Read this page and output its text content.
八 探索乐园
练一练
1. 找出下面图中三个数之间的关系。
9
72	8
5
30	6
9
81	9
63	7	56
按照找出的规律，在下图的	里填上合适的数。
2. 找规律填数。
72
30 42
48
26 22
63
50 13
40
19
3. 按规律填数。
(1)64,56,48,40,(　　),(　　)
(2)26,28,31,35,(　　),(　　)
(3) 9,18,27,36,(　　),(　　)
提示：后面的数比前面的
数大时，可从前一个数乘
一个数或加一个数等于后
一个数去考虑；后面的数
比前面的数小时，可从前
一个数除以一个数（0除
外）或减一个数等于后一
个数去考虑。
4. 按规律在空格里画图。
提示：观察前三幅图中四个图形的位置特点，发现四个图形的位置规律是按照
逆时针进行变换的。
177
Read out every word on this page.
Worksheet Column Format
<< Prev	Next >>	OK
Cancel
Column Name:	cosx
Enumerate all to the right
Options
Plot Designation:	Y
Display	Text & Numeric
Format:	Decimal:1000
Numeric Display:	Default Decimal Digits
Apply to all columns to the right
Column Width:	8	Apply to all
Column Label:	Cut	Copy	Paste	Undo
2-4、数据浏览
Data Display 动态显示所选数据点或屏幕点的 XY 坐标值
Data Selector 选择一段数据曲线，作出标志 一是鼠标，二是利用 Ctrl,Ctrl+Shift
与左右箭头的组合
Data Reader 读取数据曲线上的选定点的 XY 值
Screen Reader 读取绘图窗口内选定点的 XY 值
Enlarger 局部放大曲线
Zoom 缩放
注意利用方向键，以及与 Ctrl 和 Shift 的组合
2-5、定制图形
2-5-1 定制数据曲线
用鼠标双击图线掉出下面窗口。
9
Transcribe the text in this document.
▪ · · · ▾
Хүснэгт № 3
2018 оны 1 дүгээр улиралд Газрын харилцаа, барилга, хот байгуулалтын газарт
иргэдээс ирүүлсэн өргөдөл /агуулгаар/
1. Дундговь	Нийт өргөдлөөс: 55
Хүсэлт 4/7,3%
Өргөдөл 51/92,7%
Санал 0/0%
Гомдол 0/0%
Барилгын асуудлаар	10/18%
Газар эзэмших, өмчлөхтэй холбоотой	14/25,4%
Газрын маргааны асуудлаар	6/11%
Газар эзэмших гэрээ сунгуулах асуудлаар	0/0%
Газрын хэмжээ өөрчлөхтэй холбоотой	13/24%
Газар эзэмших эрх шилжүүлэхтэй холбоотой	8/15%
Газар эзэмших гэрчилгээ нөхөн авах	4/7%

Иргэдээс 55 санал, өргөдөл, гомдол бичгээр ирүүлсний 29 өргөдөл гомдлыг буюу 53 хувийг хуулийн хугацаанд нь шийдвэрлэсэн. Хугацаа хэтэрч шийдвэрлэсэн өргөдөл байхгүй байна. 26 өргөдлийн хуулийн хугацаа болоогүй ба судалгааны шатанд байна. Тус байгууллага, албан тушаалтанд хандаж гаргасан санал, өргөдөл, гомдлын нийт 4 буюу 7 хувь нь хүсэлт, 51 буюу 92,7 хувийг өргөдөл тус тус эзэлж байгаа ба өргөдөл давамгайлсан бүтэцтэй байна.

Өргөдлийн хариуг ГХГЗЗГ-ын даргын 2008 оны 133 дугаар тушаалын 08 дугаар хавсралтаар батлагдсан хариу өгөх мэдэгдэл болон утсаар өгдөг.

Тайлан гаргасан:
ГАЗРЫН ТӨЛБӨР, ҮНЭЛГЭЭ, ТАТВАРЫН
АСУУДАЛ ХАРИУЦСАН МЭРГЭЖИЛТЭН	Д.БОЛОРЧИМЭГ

□ □ □ □ □

- **GOAL**
List every line above containing the word "Format".

- **FULL OUTPUT**
Worksheet Column Format
Format:	Decimal:1000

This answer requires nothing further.